## Written request
Wherever the string "color" occurs in a line of these records, report that line.
— BEGIN Provided data —
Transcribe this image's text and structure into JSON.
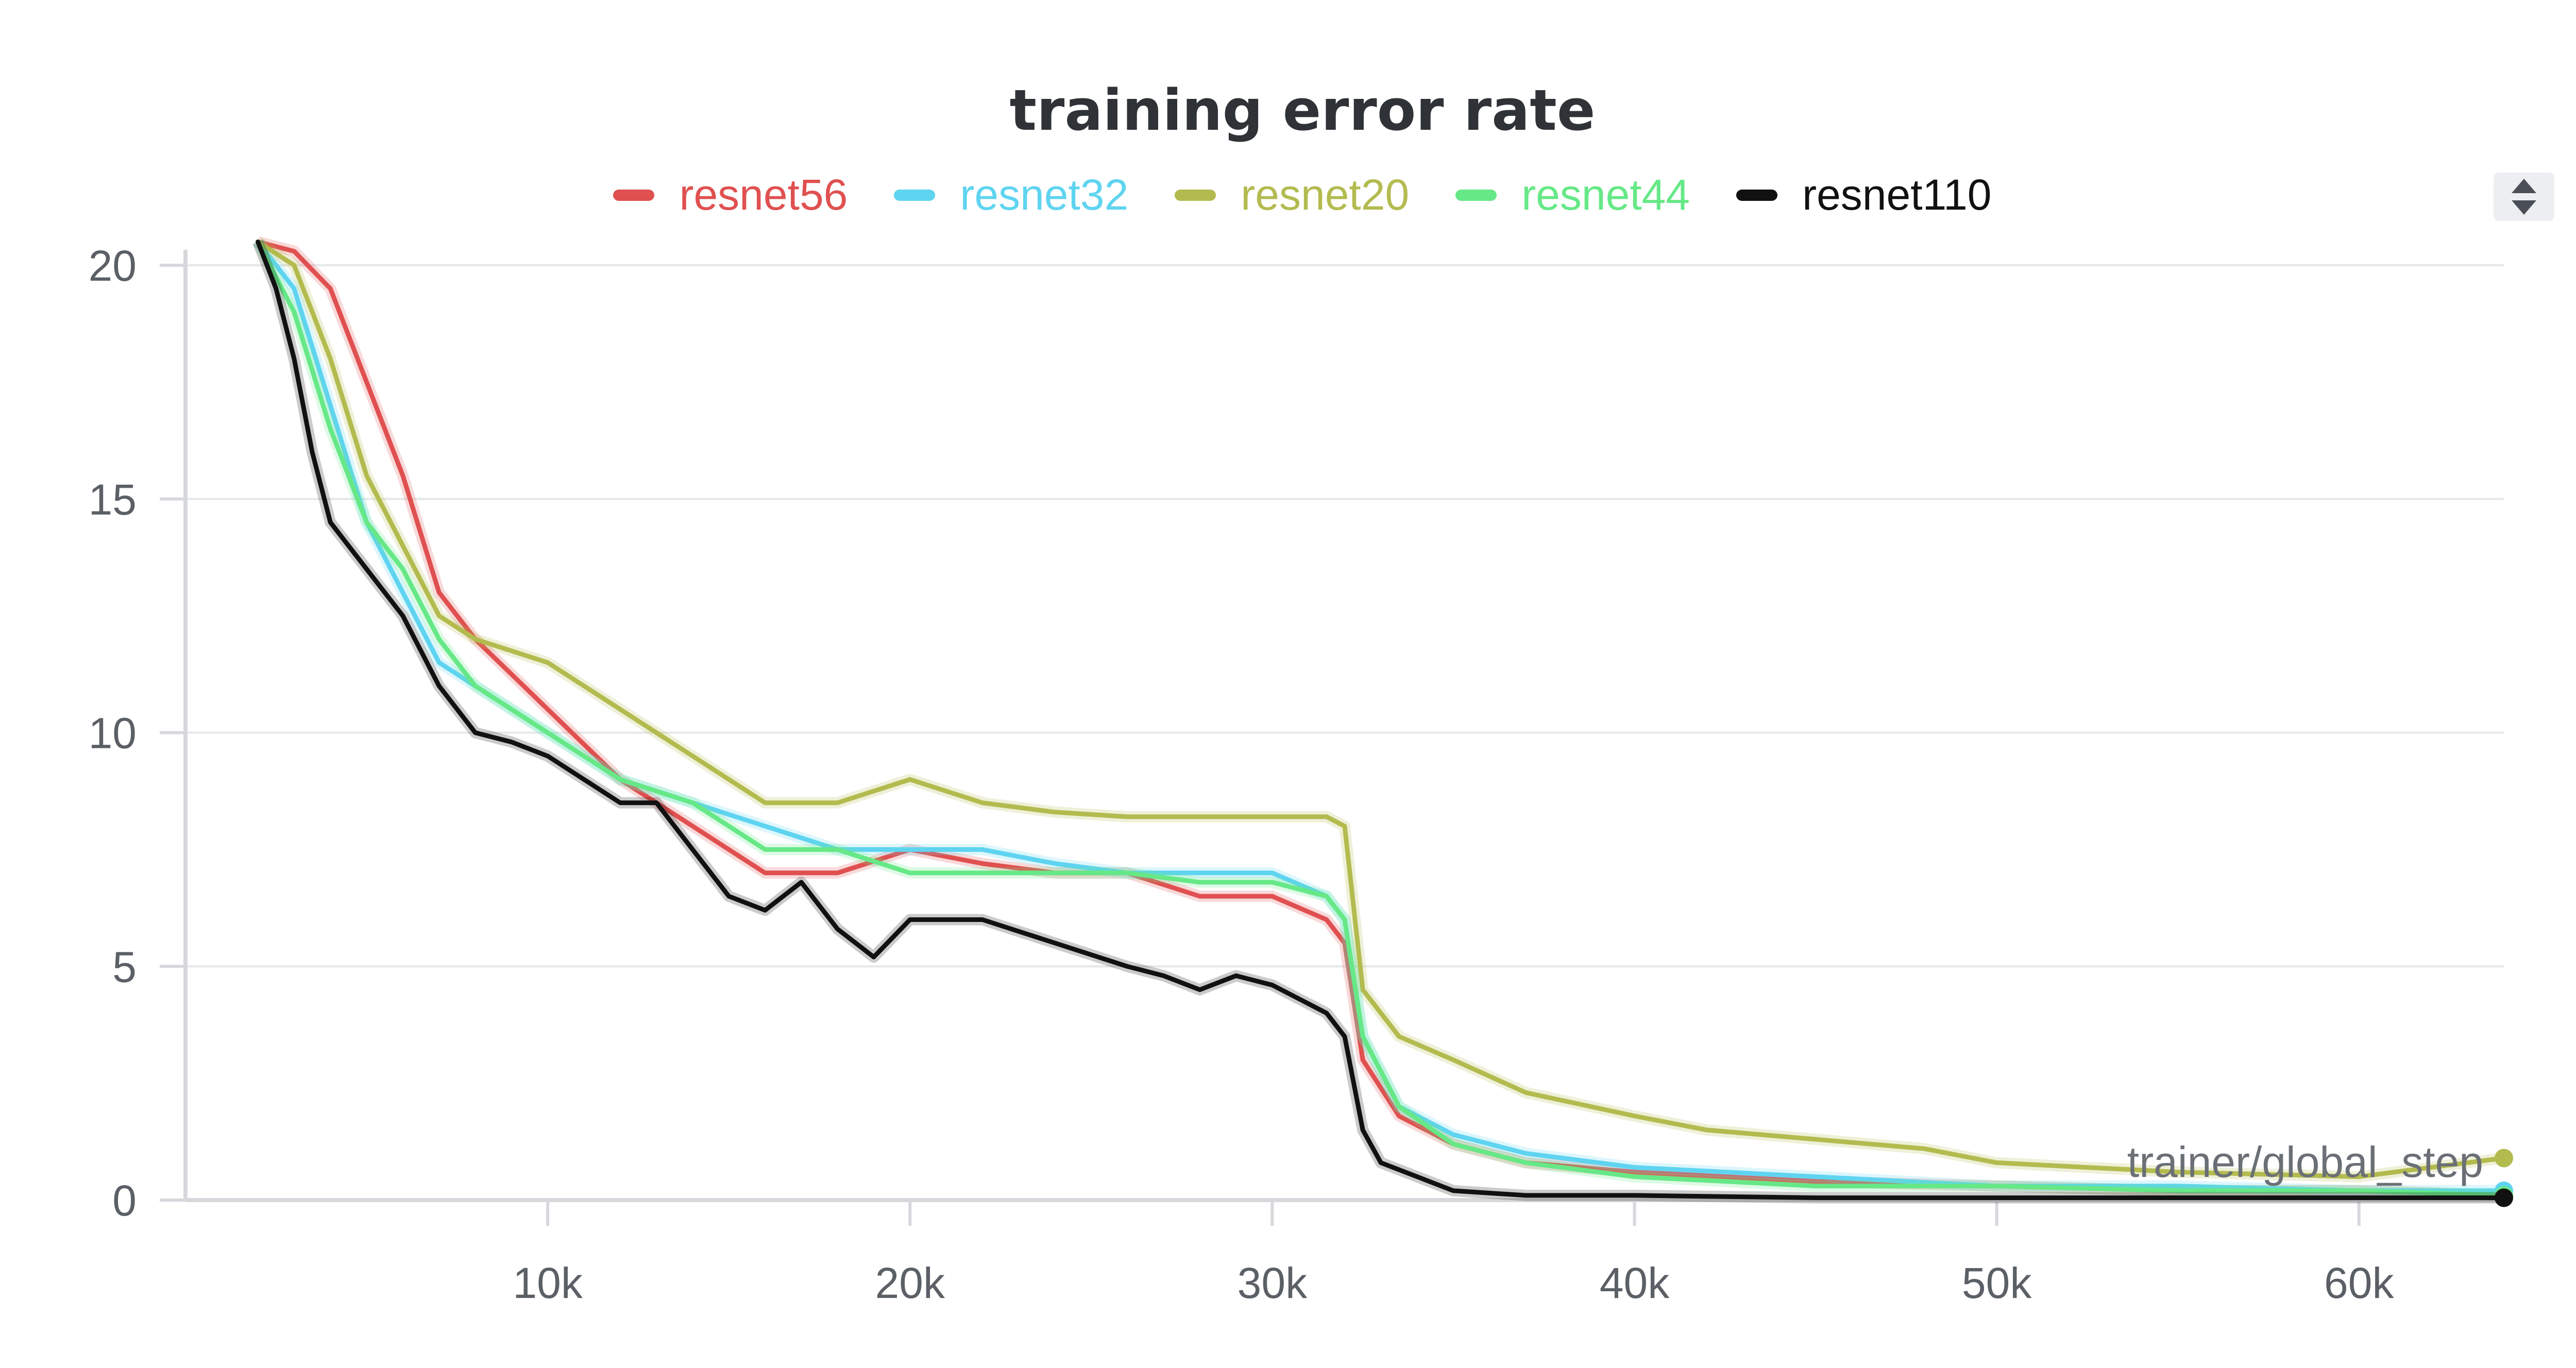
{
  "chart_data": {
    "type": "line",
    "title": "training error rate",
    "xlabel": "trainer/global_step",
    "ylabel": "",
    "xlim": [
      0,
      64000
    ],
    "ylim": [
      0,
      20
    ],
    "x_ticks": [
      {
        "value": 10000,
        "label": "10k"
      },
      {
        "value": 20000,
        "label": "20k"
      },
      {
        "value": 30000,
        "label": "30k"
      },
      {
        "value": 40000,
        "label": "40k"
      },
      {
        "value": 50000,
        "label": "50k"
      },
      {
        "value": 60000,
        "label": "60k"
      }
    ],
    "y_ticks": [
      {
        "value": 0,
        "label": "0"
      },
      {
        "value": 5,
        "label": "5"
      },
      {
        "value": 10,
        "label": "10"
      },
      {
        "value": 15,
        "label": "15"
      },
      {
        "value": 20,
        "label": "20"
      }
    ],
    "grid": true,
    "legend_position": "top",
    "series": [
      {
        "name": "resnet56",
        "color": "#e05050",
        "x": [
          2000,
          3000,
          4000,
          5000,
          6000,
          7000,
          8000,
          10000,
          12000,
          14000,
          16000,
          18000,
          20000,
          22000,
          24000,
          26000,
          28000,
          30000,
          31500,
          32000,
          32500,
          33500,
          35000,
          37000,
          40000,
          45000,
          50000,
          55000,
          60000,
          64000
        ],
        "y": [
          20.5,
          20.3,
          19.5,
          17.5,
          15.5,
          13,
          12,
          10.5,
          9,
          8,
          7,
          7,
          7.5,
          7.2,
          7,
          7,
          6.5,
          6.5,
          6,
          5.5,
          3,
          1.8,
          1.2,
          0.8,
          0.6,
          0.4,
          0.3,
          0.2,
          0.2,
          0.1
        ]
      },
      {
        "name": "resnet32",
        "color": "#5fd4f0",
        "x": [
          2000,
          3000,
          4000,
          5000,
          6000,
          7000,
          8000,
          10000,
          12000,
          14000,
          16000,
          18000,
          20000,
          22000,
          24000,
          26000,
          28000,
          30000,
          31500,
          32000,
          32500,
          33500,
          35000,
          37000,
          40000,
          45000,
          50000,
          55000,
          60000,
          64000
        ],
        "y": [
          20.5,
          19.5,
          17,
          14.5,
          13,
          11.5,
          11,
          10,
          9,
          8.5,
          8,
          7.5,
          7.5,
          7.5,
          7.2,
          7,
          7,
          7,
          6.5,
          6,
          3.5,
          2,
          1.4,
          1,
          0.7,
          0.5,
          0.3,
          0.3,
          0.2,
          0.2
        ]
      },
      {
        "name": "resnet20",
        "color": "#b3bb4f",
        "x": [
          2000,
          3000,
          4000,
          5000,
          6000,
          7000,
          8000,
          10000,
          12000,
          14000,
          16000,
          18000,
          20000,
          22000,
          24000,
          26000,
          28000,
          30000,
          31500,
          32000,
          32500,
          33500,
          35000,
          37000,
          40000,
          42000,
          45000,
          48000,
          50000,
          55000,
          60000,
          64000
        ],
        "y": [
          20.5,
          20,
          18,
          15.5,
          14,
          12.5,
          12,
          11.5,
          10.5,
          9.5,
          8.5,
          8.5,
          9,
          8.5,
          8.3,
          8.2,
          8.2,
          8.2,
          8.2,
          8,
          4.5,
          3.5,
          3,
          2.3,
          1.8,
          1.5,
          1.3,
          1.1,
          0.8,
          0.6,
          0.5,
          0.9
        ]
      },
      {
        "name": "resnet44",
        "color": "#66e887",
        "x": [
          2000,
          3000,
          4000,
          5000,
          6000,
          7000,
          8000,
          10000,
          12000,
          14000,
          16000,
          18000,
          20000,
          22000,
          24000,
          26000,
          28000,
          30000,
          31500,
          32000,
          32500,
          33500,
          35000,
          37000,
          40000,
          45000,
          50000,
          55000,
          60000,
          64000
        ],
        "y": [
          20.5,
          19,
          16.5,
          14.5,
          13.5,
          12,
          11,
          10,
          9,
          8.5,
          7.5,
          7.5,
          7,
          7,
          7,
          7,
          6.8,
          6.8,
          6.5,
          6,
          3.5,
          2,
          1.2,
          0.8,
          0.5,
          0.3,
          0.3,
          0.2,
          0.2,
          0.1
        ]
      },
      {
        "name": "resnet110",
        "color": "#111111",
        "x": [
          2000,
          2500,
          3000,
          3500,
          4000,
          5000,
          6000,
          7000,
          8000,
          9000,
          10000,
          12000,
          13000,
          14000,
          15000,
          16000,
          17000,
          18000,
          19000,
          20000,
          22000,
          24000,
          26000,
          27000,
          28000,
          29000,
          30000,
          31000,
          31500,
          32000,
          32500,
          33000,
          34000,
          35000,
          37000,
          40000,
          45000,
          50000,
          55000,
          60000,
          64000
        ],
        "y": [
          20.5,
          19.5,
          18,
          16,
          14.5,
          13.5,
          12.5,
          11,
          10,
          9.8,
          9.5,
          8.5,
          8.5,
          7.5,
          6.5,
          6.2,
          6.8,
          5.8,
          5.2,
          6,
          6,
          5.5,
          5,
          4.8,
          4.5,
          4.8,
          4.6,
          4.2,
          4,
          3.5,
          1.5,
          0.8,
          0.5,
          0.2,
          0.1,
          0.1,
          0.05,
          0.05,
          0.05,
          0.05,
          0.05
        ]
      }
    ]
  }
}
— END Provided data —
— BEGIN Provided data —
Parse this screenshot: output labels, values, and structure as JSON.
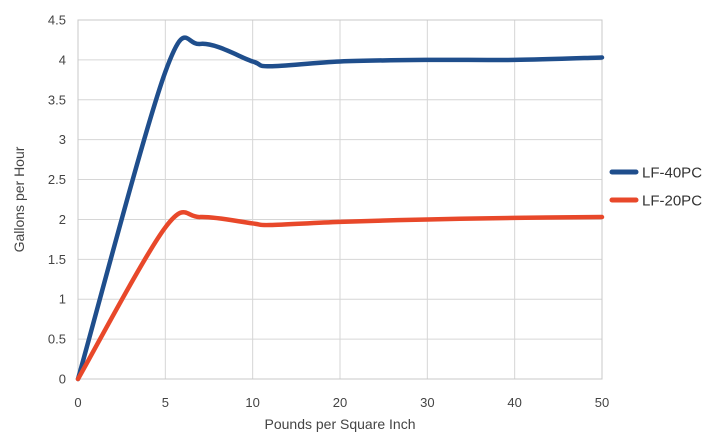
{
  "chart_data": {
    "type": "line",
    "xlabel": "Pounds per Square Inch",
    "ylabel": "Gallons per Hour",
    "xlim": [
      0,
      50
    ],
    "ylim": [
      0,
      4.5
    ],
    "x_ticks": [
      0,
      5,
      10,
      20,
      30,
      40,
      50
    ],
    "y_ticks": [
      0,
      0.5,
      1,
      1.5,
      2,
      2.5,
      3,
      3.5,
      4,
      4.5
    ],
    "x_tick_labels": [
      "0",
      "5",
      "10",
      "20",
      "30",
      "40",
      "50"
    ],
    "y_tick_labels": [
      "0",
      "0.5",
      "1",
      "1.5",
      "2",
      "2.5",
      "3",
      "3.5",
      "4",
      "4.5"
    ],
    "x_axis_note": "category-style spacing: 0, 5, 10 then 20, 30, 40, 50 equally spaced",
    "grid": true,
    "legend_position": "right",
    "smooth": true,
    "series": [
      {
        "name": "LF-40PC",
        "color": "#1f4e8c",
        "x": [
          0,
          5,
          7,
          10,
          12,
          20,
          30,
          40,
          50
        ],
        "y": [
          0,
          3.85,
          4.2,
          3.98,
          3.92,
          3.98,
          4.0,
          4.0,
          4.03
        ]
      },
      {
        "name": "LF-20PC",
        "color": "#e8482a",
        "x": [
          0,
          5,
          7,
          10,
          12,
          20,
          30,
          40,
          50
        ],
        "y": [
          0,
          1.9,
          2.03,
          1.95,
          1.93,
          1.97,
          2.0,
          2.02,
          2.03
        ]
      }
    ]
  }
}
— END Provided data —
## Output below
        "color": "#e05050",
        "color": "#5fd4f0",
        "color": "#b3bb4f",
        "color": "#66e887",
        "color": "#111111",
        "color": "#1f4e8c",
        "color": "#e8482a",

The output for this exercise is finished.